**Stated exercise:** Determine how many lines of the material hold the string "JSON" and reply with only that number.

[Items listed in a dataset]
________

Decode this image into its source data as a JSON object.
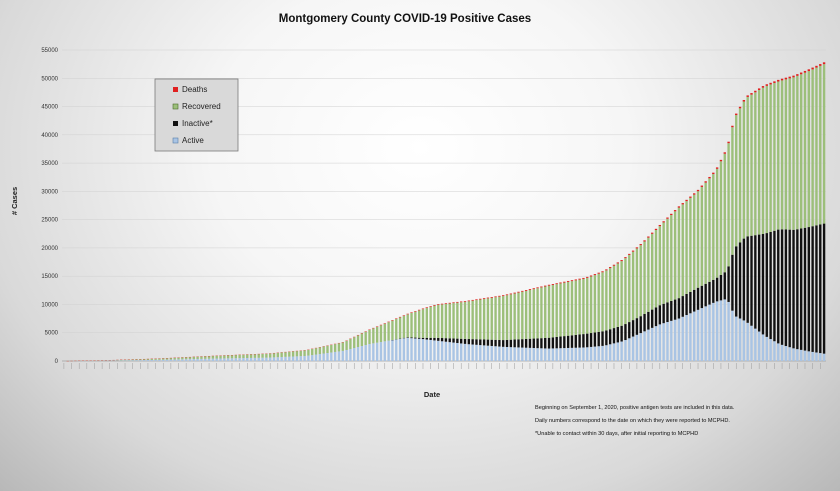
{
  "chart_data": {
    "type": "bar",
    "stacked": true,
    "title": "Montgomery County COVID-19 Positive Cases",
    "xlabel": "Date",
    "ylabel": "# Cases",
    "ylim": [
      0,
      55000
    ],
    "yticks": [
      0,
      5000,
      10000,
      15000,
      20000,
      25000,
      30000,
      35000,
      40000,
      45000,
      50000,
      55000
    ],
    "grid": true,
    "legend_position": "top-left",
    "x_count": 200,
    "series": [
      {
        "name": "Active",
        "color": "#a9c4e4",
        "knots": [
          [
            0,
            0
          ],
          [
            10,
            60
          ],
          [
            25,
            200
          ],
          [
            40,
            420
          ],
          [
            55,
            600
          ],
          [
            65,
            900
          ],
          [
            75,
            1800
          ],
          [
            82,
            3000
          ],
          [
            88,
            3700
          ],
          [
            92,
            4100
          ],
          [
            96,
            3900
          ],
          [
            100,
            3600
          ],
          [
            108,
            3000
          ],
          [
            118,
            2500
          ],
          [
            130,
            2200
          ],
          [
            140,
            2400
          ],
          [
            145,
            2700
          ],
          [
            150,
            3500
          ],
          [
            155,
            5000
          ],
          [
            160,
            6500
          ],
          [
            165,
            7500
          ],
          [
            170,
            9000
          ],
          [
            175,
            10500
          ],
          [
            178,
            11000
          ],
          [
            180,
            8000
          ],
          [
            183,
            7000
          ],
          [
            188,
            4500
          ],
          [
            192,
            3000
          ],
          [
            196,
            2200
          ],
          [
            200,
            1700
          ],
          [
            204,
            1300
          ]
        ]
      },
      {
        "name": "Inactive*",
        "color": "#111111",
        "knots": [
          [
            0,
            0
          ],
          [
            88,
            0
          ],
          [
            92,
            100
          ],
          [
            96,
            200
          ],
          [
            100,
            500
          ],
          [
            108,
            900
          ],
          [
            118,
            1200
          ],
          [
            130,
            1900
          ],
          [
            140,
            2400
          ],
          [
            145,
            2600
          ],
          [
            150,
            2800
          ],
          [
            155,
            3000
          ],
          [
            160,
            3400
          ],
          [
            165,
            3600
          ],
          [
            170,
            3900
          ],
          [
            175,
            4100
          ],
          [
            178,
            5000
          ],
          [
            180,
            12000
          ],
          [
            183,
            15000
          ],
          [
            188,
            18000
          ],
          [
            192,
            20300
          ],
          [
            196,
            21000
          ],
          [
            200,
            22000
          ],
          [
            204,
            23000
          ]
        ]
      },
      {
        "name": "Recovered",
        "color": "#9cbf7a",
        "knots": [
          [
            0,
            0
          ],
          [
            10,
            50
          ],
          [
            25,
            220
          ],
          [
            40,
            480
          ],
          [
            55,
            700
          ],
          [
            65,
            1000
          ],
          [
            75,
            1500
          ],
          [
            82,
            2500
          ],
          [
            88,
            3400
          ],
          [
            92,
            4000
          ],
          [
            96,
            5000
          ],
          [
            100,
            5800
          ],
          [
            108,
            6600
          ],
          [
            118,
            7800
          ],
          [
            130,
            9200
          ],
          [
            140,
            9800
          ],
          [
            145,
            10500
          ],
          [
            150,
            11500
          ],
          [
            155,
            12600
          ],
          [
            160,
            14000
          ],
          [
            165,
            16000
          ],
          [
            170,
            17000
          ],
          [
            175,
            19000
          ],
          [
            178,
            21500
          ],
          [
            180,
            23000
          ],
          [
            183,
            24500
          ],
          [
            188,
            26000
          ],
          [
            192,
            26200
          ],
          [
            196,
            27000
          ],
          [
            200,
            27600
          ],
          [
            204,
            28200
          ]
        ]
      },
      {
        "name": "Deaths",
        "color": "#e02020",
        "knots": [
          [
            0,
            0
          ],
          [
            40,
            20
          ],
          [
            75,
            60
          ],
          [
            100,
            120
          ],
          [
            150,
            180
          ],
          [
            175,
            250
          ],
          [
            204,
            320
          ]
        ]
      }
    ]
  },
  "notes": [
    "Beginning on September 1, 2020, positive antigen tests are included in this data.",
    "Daily numbers correspond to the date on which they were reported to MCPHD.",
    "*Unable to contact within 30 days, after initial reporting to MCPHD"
  ]
}
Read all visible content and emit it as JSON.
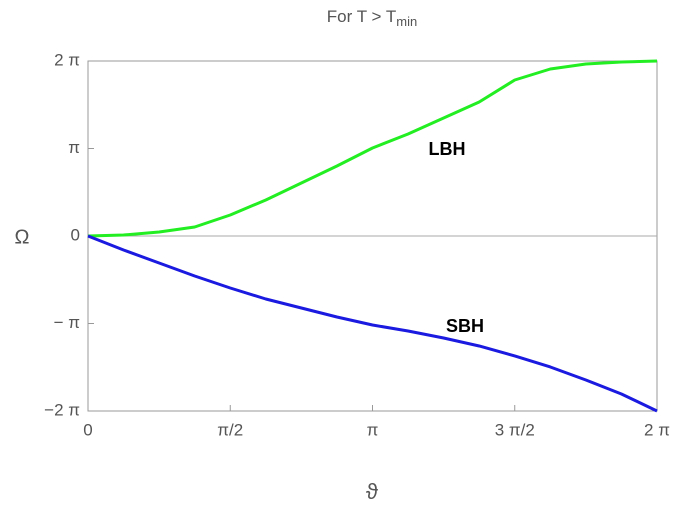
{
  "chart_data": {
    "type": "line",
    "title": "For  T > T",
    "title_subscript": "min",
    "x_label": "ϑ",
    "y_label": "Ω",
    "x": [
      0,
      0.3927,
      0.7854,
      1.1781,
      1.5708,
      1.9635,
      2.3562,
      2.7489,
      3.1416,
      3.5343,
      3.927,
      4.3197,
      4.7124,
      5.1051,
      5.4978,
      5.8905,
      6.2832
    ],
    "series": [
      {
        "name": "LBH",
        "color": "#22ee22",
        "values": [
          0,
          0.036,
          0.144,
          0.323,
          0.754,
          1.293,
          1.903,
          2.513,
          3.16,
          3.663,
          4.236,
          4.811,
          5.601,
          5.996,
          6.175,
          6.247,
          6.283
        ]
      },
      {
        "name": "SBH",
        "color": "#1a1ae0",
        "values": [
          0,
          -0.503,
          -0.969,
          -1.436,
          -1.867,
          -2.262,
          -2.585,
          -2.908,
          -3.195,
          -3.411,
          -3.662,
          -3.949,
          -4.308,
          -4.703,
          -5.17,
          -5.672,
          -6.283
        ]
      }
    ],
    "xlim": [
      0,
      6.2832
    ],
    "ylim": [
      -6.2832,
      6.2832
    ],
    "xticks": [
      0,
      {
        "value": 1.5708,
        "label": "π/2"
      },
      {
        "value": 3.1416,
        "label": "π"
      },
      {
        "value": 4.7124,
        "label": "3 π/2"
      },
      {
        "value": 6.2832,
        "label": "2 π"
      }
    ],
    "yticks": [
      {
        "value": -6.2832,
        "label": "−2 π"
      },
      {
        "value": -3.1416,
        "label": "− π"
      },
      0,
      {
        "value": 3.1416,
        "label": "π"
      },
      {
        "value": 6.2832,
        "label": "2 π"
      }
    ]
  }
}
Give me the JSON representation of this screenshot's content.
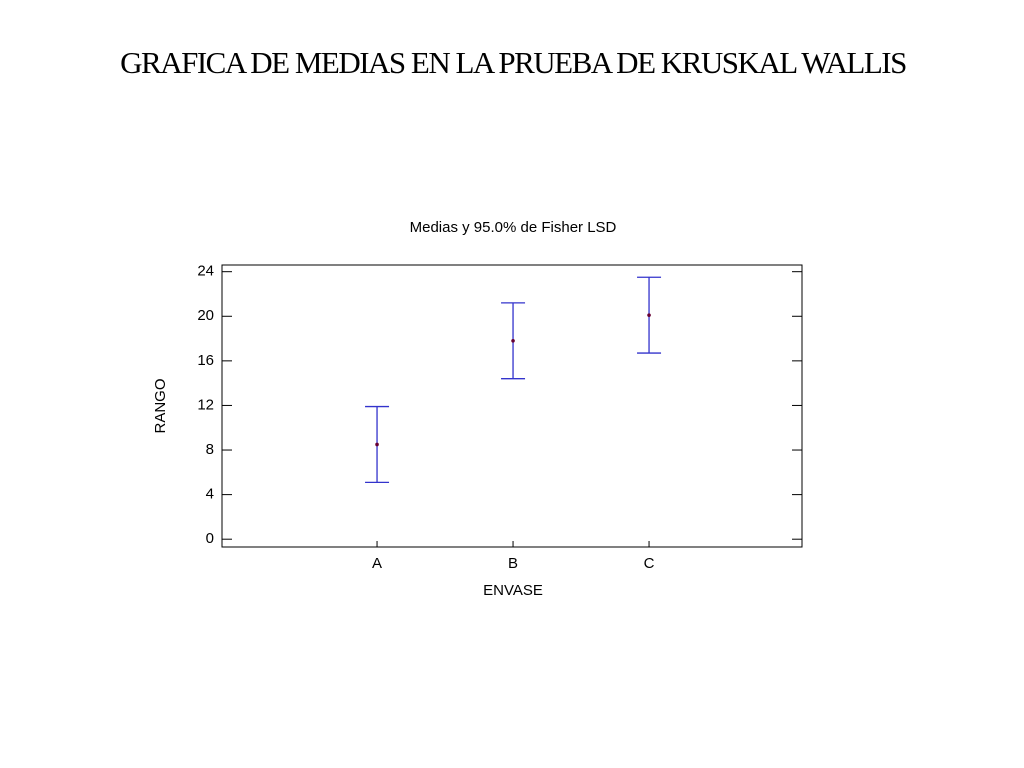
{
  "slide_title": "GRAFICA DE MEDIAS EN LA PRUEBA DE KRUSKAL WALLIS",
  "chart_data": {
    "type": "errorbar",
    "title": "Medias y 95.0% de Fisher LSD",
    "x_label": "ENVASE",
    "y_label": "RANGO",
    "categories": [
      "A",
      "B",
      "C"
    ],
    "values": [
      8.5,
      17.8,
      20.1
    ],
    "errors": [
      3.4,
      3.4,
      3.4
    ],
    "color": "#3333cc",
    "marker_color": "#660033",
    "ylim": [
      -0.7,
      24.6
    ],
    "yticks": [
      0,
      4,
      8,
      12,
      16,
      20,
      24
    ],
    "grid": false
  }
}
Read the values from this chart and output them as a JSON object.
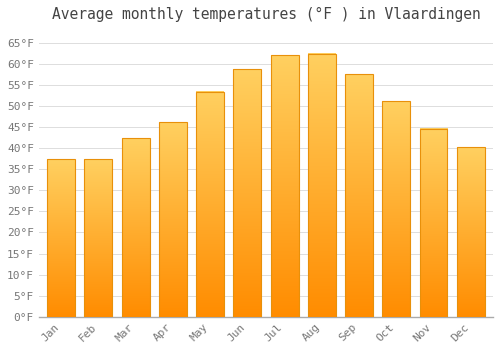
{
  "title": "Average monthly temperatures (°F ) in Vlaardingen",
  "categories": [
    "Jan",
    "Feb",
    "Mar",
    "Apr",
    "May",
    "Jun",
    "Jul",
    "Aug",
    "Sep",
    "Oct",
    "Nov",
    "Dec"
  ],
  "values": [
    37.4,
    37.4,
    42.3,
    46.2,
    53.4,
    58.8,
    62.1,
    62.4,
    57.6,
    51.1,
    44.6,
    40.3
  ],
  "bar_color_top": "#FFB800",
  "bar_color_bottom": "#FF8C00",
  "background_color": "#FFFFFF",
  "grid_color": "#DDDDDD",
  "text_color": "#777777",
  "ylim": [
    0,
    68
  ],
  "yticks": [
    0,
    5,
    10,
    15,
    20,
    25,
    30,
    35,
    40,
    45,
    50,
    55,
    60,
    65
  ],
  "ytick_labels": [
    "0°F",
    "5°F",
    "10°F",
    "15°F",
    "20°F",
    "25°F",
    "30°F",
    "35°F",
    "40°F",
    "45°F",
    "50°F",
    "55°F",
    "60°F",
    "65°F"
  ],
  "title_fontsize": 10.5,
  "tick_fontsize": 8,
  "figsize": [
    5.0,
    3.5
  ],
  "dpi": 100
}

________

**Solution:** 4